[TASK OBJECTIVE] Tally up the lines below with "text" in them. Answer with the number only.

[RECORDS FOR THIS TASK]
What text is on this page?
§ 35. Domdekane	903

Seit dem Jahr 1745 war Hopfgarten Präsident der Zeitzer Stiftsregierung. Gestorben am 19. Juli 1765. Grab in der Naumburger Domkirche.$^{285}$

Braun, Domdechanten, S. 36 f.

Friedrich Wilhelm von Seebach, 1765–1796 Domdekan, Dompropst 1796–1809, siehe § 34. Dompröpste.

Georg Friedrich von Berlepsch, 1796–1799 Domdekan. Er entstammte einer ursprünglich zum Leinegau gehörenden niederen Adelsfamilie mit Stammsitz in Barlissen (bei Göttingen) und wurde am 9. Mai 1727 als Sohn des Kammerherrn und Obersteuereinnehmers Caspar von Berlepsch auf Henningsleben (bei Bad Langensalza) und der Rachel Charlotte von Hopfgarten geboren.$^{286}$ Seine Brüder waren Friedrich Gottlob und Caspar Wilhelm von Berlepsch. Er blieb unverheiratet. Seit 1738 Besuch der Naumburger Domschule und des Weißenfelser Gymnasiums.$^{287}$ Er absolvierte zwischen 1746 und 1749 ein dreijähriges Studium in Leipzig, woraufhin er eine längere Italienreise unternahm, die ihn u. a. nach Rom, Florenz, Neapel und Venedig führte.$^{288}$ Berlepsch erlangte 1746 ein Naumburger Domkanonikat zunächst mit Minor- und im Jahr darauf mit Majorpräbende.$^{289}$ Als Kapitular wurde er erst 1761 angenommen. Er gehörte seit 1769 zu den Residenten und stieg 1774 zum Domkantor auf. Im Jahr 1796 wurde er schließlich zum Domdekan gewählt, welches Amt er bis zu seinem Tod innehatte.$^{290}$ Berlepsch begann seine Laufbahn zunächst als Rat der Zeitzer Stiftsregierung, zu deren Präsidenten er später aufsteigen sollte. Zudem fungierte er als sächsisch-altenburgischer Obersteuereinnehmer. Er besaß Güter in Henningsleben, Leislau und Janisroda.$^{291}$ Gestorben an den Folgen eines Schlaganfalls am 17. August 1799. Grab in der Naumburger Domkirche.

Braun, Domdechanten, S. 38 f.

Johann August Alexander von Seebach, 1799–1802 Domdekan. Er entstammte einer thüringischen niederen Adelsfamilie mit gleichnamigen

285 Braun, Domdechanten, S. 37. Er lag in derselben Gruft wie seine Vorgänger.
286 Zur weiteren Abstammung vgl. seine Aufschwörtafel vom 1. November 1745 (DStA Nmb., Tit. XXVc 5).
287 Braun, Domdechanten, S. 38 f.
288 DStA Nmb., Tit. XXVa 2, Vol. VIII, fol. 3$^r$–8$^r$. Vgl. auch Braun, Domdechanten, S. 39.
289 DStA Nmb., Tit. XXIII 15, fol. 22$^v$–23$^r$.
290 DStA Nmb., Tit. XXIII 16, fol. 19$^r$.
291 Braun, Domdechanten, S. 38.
...
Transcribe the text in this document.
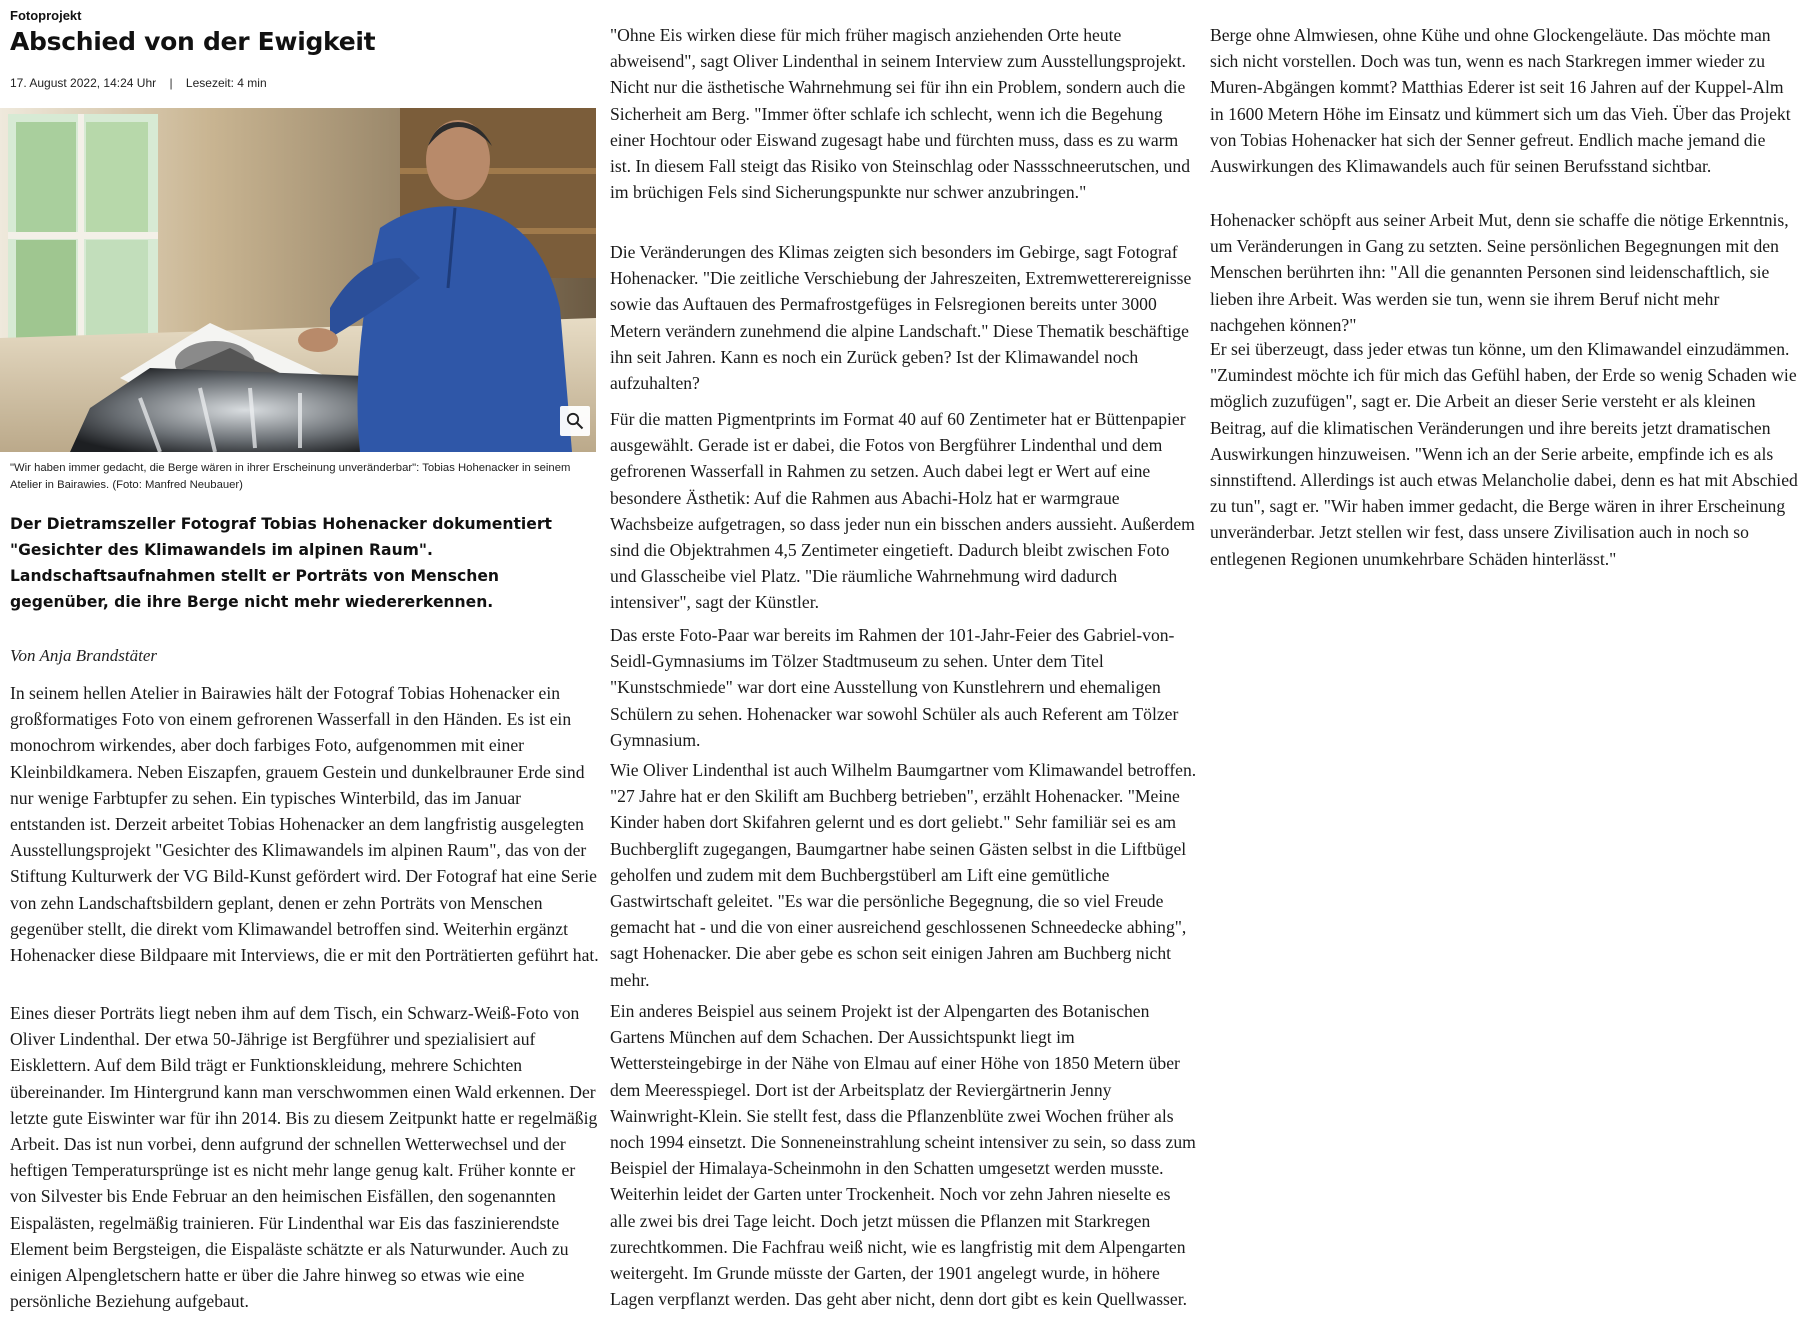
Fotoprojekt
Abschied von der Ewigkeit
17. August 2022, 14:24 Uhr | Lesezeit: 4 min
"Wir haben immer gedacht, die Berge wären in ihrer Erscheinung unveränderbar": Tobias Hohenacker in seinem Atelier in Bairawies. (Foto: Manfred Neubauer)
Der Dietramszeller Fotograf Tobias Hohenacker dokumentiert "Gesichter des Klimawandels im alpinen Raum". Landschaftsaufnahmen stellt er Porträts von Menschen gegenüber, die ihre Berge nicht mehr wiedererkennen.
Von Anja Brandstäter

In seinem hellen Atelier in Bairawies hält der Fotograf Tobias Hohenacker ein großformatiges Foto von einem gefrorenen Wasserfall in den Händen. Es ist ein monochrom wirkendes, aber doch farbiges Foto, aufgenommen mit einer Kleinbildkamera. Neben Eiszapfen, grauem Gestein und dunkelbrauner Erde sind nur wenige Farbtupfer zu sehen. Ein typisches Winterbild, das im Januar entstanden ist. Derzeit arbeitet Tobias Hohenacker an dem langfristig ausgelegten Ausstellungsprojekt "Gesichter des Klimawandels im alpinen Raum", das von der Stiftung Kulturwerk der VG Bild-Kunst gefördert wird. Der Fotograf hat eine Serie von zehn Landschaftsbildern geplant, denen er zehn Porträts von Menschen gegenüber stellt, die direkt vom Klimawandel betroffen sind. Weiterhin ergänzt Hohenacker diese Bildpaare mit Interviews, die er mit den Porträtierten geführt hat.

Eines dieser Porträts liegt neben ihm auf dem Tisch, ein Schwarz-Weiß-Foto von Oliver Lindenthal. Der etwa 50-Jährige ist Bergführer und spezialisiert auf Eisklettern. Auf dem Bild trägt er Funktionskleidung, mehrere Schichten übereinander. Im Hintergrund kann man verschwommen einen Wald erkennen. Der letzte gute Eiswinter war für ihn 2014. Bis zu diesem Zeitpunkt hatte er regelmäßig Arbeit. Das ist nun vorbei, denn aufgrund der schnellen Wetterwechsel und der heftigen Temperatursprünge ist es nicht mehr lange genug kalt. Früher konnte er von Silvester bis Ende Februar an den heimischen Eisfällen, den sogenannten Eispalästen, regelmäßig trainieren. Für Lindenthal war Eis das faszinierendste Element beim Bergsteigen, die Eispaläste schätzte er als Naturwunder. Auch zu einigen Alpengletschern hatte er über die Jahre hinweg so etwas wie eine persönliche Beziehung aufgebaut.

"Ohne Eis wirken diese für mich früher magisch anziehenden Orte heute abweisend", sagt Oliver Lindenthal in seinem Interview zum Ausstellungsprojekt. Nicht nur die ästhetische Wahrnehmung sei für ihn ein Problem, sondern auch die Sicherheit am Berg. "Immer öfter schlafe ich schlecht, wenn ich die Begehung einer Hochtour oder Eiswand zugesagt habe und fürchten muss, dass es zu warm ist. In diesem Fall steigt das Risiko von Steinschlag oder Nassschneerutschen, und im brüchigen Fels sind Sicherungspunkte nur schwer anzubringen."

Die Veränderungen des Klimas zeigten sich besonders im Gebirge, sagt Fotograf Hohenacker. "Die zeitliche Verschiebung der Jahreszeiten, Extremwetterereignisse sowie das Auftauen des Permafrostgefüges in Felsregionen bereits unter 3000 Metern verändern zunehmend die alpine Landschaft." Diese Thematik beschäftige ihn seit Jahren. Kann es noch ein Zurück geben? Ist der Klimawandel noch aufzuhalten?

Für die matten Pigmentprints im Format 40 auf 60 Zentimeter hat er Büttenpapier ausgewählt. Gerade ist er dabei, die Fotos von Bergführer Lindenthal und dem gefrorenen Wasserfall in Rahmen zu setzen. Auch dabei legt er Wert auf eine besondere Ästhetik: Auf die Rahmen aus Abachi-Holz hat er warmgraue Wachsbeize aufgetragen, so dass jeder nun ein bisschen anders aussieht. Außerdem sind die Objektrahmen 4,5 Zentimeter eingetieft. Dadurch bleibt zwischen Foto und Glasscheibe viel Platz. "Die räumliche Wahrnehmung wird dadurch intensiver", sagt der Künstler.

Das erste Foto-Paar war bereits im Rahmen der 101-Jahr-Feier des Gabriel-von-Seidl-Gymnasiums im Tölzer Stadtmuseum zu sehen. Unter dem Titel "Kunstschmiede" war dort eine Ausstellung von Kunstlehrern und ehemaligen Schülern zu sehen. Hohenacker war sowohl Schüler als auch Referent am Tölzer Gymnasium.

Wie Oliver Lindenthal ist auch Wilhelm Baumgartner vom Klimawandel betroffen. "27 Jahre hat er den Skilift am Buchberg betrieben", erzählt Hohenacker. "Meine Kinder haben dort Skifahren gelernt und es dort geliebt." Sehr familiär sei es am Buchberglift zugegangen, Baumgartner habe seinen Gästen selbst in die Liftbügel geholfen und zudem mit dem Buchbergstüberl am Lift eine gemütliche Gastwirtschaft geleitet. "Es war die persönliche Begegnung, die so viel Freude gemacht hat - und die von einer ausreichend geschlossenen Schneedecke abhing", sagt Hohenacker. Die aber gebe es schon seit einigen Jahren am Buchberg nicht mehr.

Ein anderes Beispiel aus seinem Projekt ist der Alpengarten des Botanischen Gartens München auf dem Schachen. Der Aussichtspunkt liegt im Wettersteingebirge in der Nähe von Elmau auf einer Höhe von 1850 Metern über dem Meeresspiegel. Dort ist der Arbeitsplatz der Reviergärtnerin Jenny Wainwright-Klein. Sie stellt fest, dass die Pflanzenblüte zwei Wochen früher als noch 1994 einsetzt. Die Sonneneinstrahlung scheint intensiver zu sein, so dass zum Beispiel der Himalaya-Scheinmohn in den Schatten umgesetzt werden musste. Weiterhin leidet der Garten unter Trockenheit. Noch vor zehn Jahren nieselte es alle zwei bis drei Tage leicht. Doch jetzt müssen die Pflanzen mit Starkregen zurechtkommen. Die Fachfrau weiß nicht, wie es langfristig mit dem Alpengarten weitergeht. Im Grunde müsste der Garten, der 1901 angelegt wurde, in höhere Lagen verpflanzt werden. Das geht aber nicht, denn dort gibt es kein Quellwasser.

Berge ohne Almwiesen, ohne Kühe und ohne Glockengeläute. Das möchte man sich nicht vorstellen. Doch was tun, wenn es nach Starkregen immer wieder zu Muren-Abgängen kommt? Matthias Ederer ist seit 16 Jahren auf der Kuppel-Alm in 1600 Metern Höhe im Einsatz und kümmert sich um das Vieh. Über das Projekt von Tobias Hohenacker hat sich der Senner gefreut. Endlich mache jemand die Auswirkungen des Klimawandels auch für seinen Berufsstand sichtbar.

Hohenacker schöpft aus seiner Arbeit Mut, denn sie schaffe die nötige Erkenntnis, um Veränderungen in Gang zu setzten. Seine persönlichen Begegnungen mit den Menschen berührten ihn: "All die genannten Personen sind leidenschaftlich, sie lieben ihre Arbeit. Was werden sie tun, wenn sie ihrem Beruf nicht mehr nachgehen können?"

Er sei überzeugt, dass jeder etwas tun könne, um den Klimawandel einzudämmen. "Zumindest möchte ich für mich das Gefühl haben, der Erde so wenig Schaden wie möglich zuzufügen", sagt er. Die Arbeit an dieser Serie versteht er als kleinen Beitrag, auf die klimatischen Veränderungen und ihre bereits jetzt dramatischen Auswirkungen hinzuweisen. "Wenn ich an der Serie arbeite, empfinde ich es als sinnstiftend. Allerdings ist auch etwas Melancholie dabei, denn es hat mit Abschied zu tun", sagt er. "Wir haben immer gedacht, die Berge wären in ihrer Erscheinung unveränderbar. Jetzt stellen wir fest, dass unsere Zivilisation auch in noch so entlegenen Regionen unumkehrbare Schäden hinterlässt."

[ANSWER SECTION] 2